# Start of SUPPLIED INFORMATION

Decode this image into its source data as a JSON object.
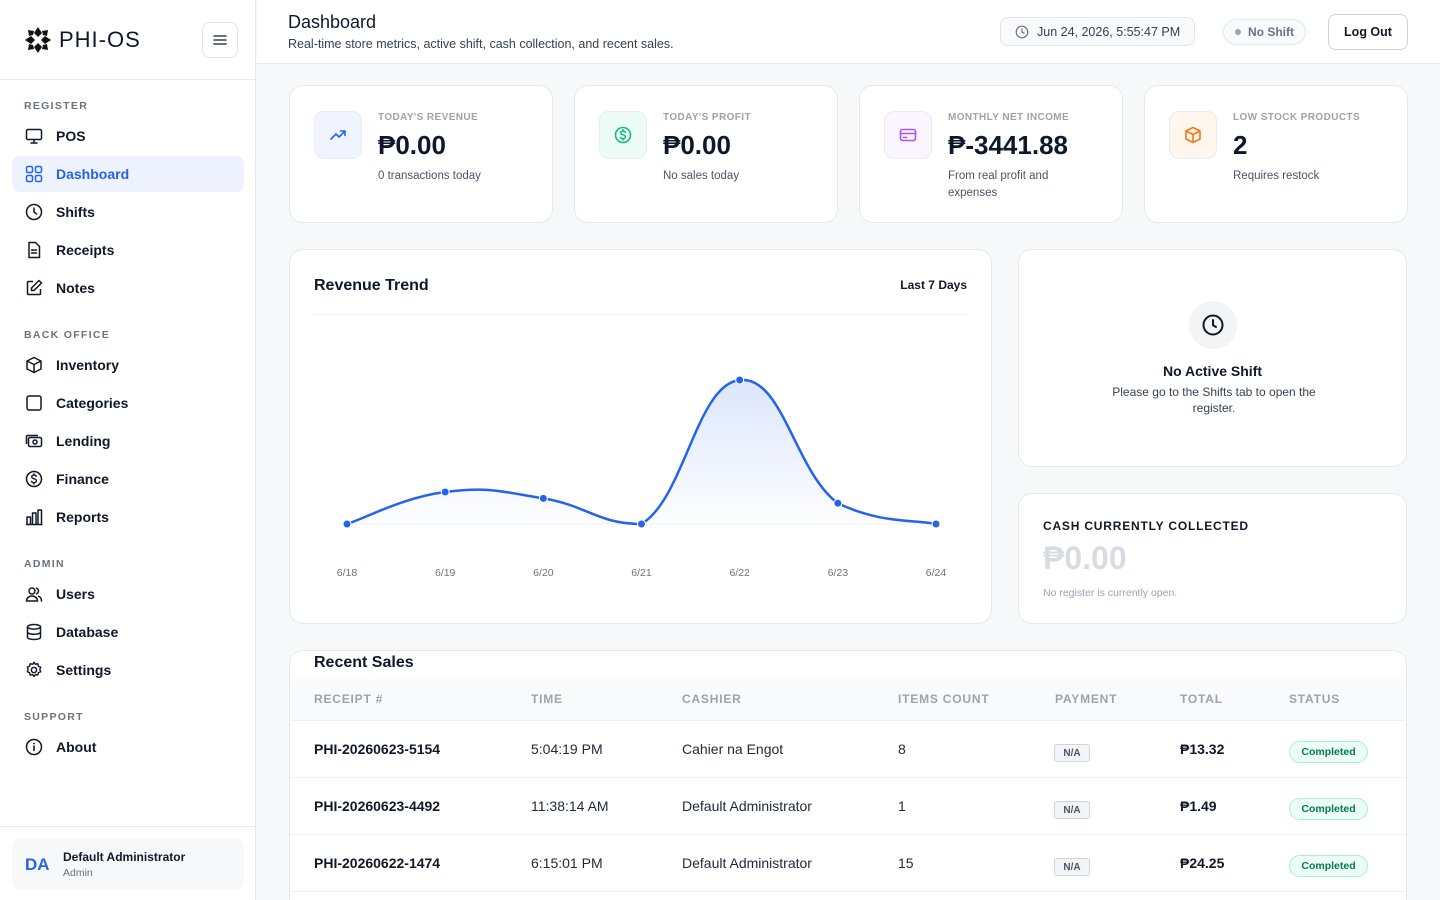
{
  "app": {
    "name": "PHI-OS"
  },
  "sidebar": {
    "sections": {
      "register": "REGISTER",
      "back_office": "BACK OFFICE",
      "admin": "ADMIN",
      "support": "SUPPORT"
    },
    "items": [
      {
        "label": "POS",
        "icon": "monitor-icon"
      },
      {
        "label": "Dashboard",
        "icon": "grid-icon",
        "active": true
      },
      {
        "label": "Shifts",
        "icon": "clock-icon"
      },
      {
        "label": "Receipts",
        "icon": "file-icon"
      },
      {
        "label": "Notes",
        "icon": "edit-icon"
      },
      {
        "label": "Inventory",
        "icon": "box-icon"
      },
      {
        "label": "Categories",
        "icon": "square-icon"
      },
      {
        "label": "Lending",
        "icon": "cash-icon"
      },
      {
        "label": "Finance",
        "icon": "dollar-circle-icon"
      },
      {
        "label": "Reports",
        "icon": "bar-chart-icon"
      },
      {
        "label": "Users",
        "icon": "users-icon"
      },
      {
        "label": "Database",
        "icon": "database-icon"
      },
      {
        "label": "Settings",
        "icon": "gear-icon"
      },
      {
        "label": "About",
        "icon": "info-icon"
      }
    ],
    "user": {
      "initials": "DA",
      "name": "Default Administrator",
      "role": "Admin"
    }
  },
  "header": {
    "title": "Dashboard",
    "subtitle": "Real-time store metrics, active shift, cash collection, and recent sales.",
    "datetime": "Jun 24, 2026, 5:55:47 PM",
    "shift_status": "No Shift",
    "logout_label": "Log Out"
  },
  "stats": [
    {
      "label": "TODAY'S REVENUE",
      "value": "₱0.00",
      "note": "0 transactions today",
      "icon": "trending-up-icon",
      "color": "#2563eb"
    },
    {
      "label": "TODAY'S PROFIT",
      "value": "₱0.00",
      "note": "No sales today",
      "icon": "dollar-circle-icon",
      "color": "#10b981"
    },
    {
      "label": "MONTHLY NET INCOME",
      "value": "₱-3441.88",
      "note": "From real profit and expenses",
      "icon": "card-icon",
      "color": "#a855f7"
    },
    {
      "label": "LOW STOCK PRODUCTS",
      "value": "2",
      "note": "Requires restock",
      "icon": "box-icon",
      "color": "#f97316"
    }
  ],
  "revenue_trend": {
    "title": "Revenue Trend",
    "range_label": "Last 7 Days"
  },
  "chart_data": {
    "type": "area",
    "categories": [
      "6/18",
      "6/19",
      "6/20",
      "6/21",
      "6/22",
      "6/23",
      "6/24"
    ],
    "series": [
      {
        "values": [
          0,
          20,
          16,
          0,
          90,
          13,
          0
        ]
      }
    ],
    "ylim": [
      0,
      100
    ],
    "grid": false,
    "color": "#2563eb"
  },
  "shift_panel": {
    "title": "No Active Shift",
    "description": "Please go to the Shifts tab to open the register."
  },
  "cash_panel": {
    "title": "CASH CURRENTLY COLLECTED",
    "value": "₱0.00",
    "note": "No register is currently open."
  },
  "recent_sales": {
    "title": "Recent Sales",
    "columns": [
      "RECEIPT #",
      "TIME",
      "CASHIER",
      "ITEMS COUNT",
      "PAYMENT",
      "TOTAL",
      "STATUS"
    ],
    "rows": [
      {
        "receipt": "PHI-20260623-5154",
        "time": "5:04:19 PM",
        "cashier": "Cahier na Engot",
        "items": "8",
        "payment": "N/A",
        "total": "₱13.32",
        "status": "Completed"
      },
      {
        "receipt": "PHI-20260623-4492",
        "time": "11:38:14 AM",
        "cashier": "Default Administrator",
        "items": "1",
        "payment": "N/A",
        "total": "₱1.49",
        "status": "Completed"
      },
      {
        "receipt": "PHI-20260622-1474",
        "time": "6:15:01 PM",
        "cashier": "Default Administrator",
        "items": "15",
        "payment": "N/A",
        "total": "₱24.25",
        "status": "Completed"
      }
    ]
  }
}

# End of SUPPLIED INFORMATION

**TASK PROMPT**
Each line of the material above either contains the word "dollar" or does not; state how many do, and nothing else.

**ANSWER FOR THE TASK**
2